## [What the exercise asks]
Transcribe the records that follow. Keep every word exactly, and drop the pictures.

## [Task data]
— START —

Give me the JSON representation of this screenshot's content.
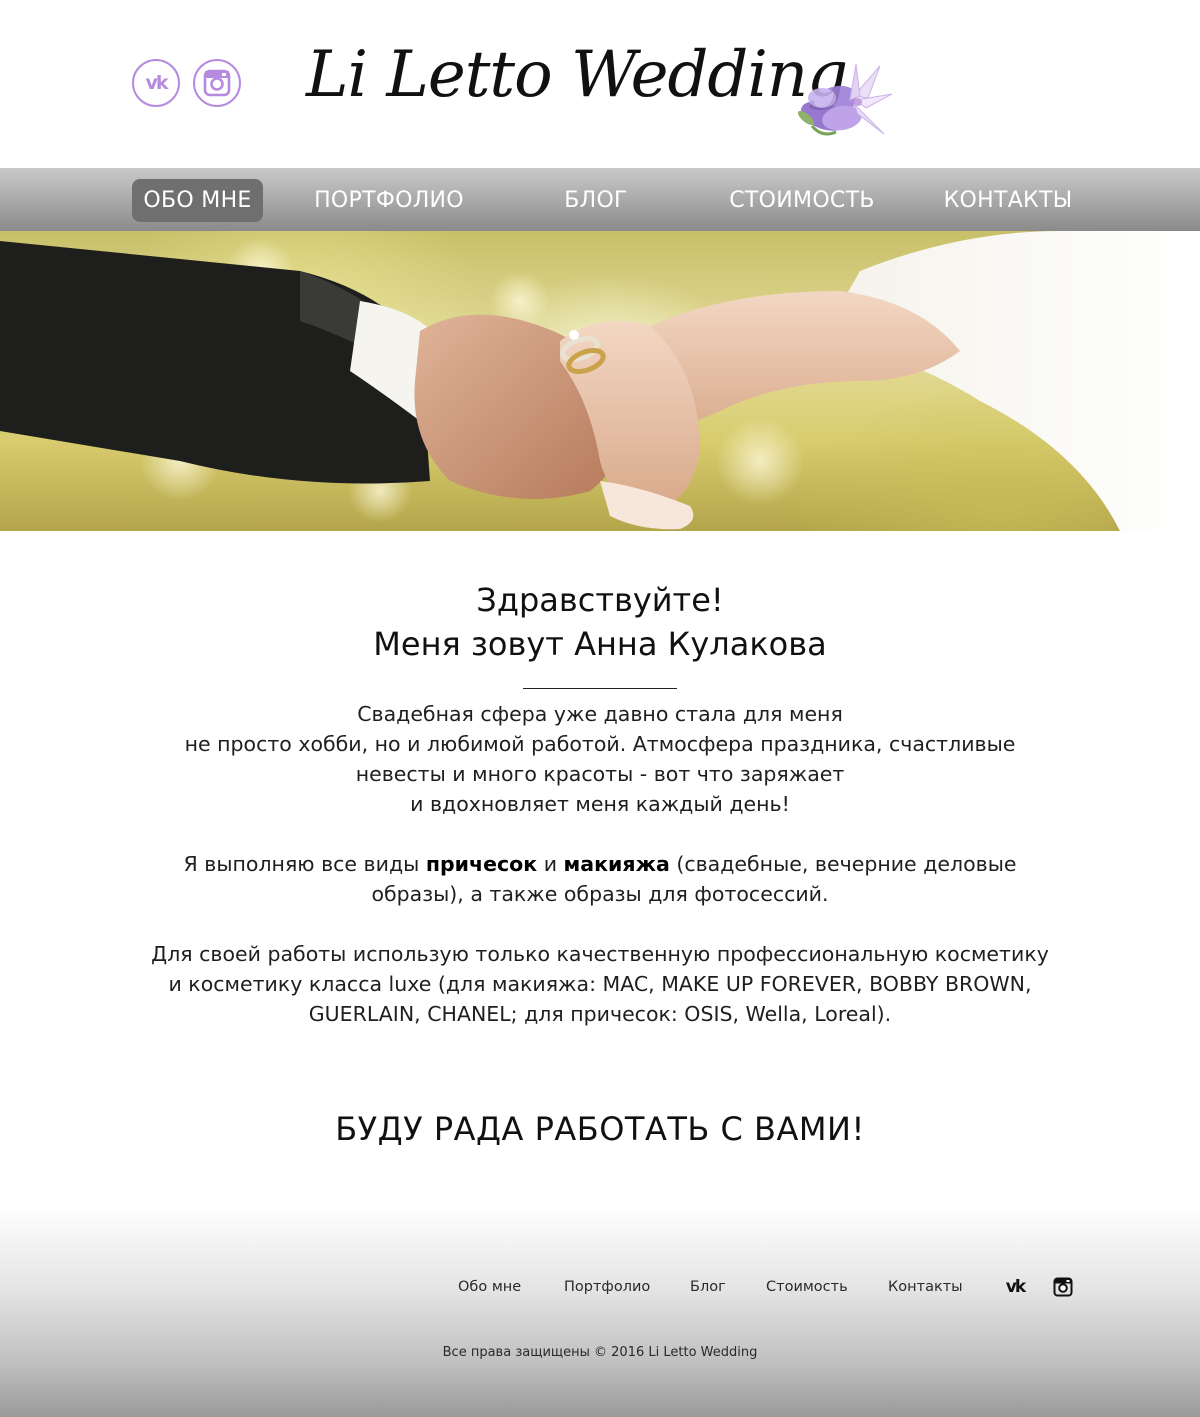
{
  "header": {
    "logo_text": "Li Letto Wedding",
    "social": [
      {
        "icon": "vk-icon",
        "label": "VK"
      },
      {
        "icon": "instagram-icon",
        "label": "Instagram"
      }
    ]
  },
  "nav": {
    "items": [
      {
        "label": "ОБО МНЕ",
        "active": true
      },
      {
        "label": "ПОРТФОЛИО",
        "active": false
      },
      {
        "label": "БЛОГ",
        "active": false
      },
      {
        "label": "СТОИМОСТЬ",
        "active": false
      },
      {
        "label": "КОНТАКТЫ",
        "active": false
      }
    ]
  },
  "hero": {
    "image_desc": "wedding-hands-with-rings"
  },
  "content": {
    "greeting_line1": "Здравствуйте!",
    "greeting_line2": "Меня зовут Анна Кулакова",
    "p1": [
      "Свадебная сфера уже давно стала для меня",
      "не просто хобби, но и любимой работой. Атмосфера праздника, счастливые",
      "невесты и много красоты - вот что заряжает",
      "и вдохновляет меня каждый день!"
    ],
    "p2_prefix": "Я выполняю все виды ",
    "p2_bold1": "причесок",
    "p2_mid": " и ",
    "p2_bold2": "макияжа",
    "p2_suffix": " (свадебные, вечерние деловые",
    "p2_line2": "образы), а также образы для фотосессий.",
    "p3": [
      "Для своей работы использую только качественную профессиональную косметику",
      "и косметику класса luxe (для макияжа: MAC, MAKE UP FOREVER, BOBBY BROWN,",
      "GUERLAIN, CHANEL; для причесок: OSIS, Wella, Loreal)."
    ],
    "closing": "БУДУ РАДА РАБОТАТЬ С ВАМИ!"
  },
  "footer": {
    "links": [
      "Обо мне",
      "Портфолио",
      "Блог",
      "Стоимость",
      "Контакты"
    ],
    "copyright": "Все права защищены © 2016 Li Letto Wedding"
  },
  "colors": {
    "accent_purple": "#b58be0",
    "nav_gradient_top": "#c9c9c9",
    "nav_gradient_bottom": "#8b8b8b",
    "nav_active": "#6f6f6f"
  }
}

— END —

## [Full solution]
Give me the JSON representation of this screenshot's content.
{
  "header": {
    "logo_text": "Li Letto Wedding",
    "social": [
      {
        "icon": "vk-icon",
        "label": "VK"
      },
      {
        "icon": "instagram-icon",
        "label": "Instagram"
      }
    ]
  },
  "nav": {
    "items": [
      {
        "label": "ОБО МНЕ",
        "active": true
      },
      {
        "label": "ПОРТФОЛИО",
        "active": false
      },
      {
        "label": "БЛОГ",
        "active": false
      },
      {
        "label": "СТОИМОСТЬ",
        "active": false
      },
      {
        "label": "КОНТАКТЫ",
        "active": false
      }
    ]
  },
  "hero": {
    "image_desc": "wedding-hands-with-rings"
  },
  "content": {
    "greeting_line1": "Здравствуйте!",
    "greeting_line2": "Меня зовут Анна Кулакова",
    "p1": [
      "Свадебная сфера уже давно стала для меня",
      "не просто хобби, но и любимой работой. Атмосфера праздника, счастливые",
      "невесты и много красоты - вот что заряжает",
      "и вдохновляет меня каждый день!"
    ],
    "p2_prefix": "Я выполняю все виды ",
    "p2_bold1": "причесок",
    "p2_mid": " и ",
    "p2_bold2": "макияжа",
    "p2_suffix": " (свадебные, вечерние деловые",
    "p2_line2": "образы), а также образы для фотосессий.",
    "p3": [
      "Для своей работы использую только качественную профессиональную косметику",
      "и косметику класса luxe (для макияжа: MAC, MAKE UP FOREVER, BOBBY BROWN,",
      "GUERLAIN, CHANEL; для причесок: OSIS, Wella, Loreal)."
    ],
    "closing": "БУДУ РАДА РАБОТАТЬ С ВАМИ!"
  },
  "footer": {
    "links": [
      "Обо мне",
      "Портфолио",
      "Блог",
      "Стоимость",
      "Контакты"
    ],
    "copyright": "Все права защищены © 2016 Li Letto Wedding"
  },
  "colors": {
    "accent_purple": "#b58be0",
    "nav_gradient_top": "#c9c9c9",
    "nav_gradient_bottom": "#8b8b8b",
    "nav_active": "#6f6f6f"
  }
}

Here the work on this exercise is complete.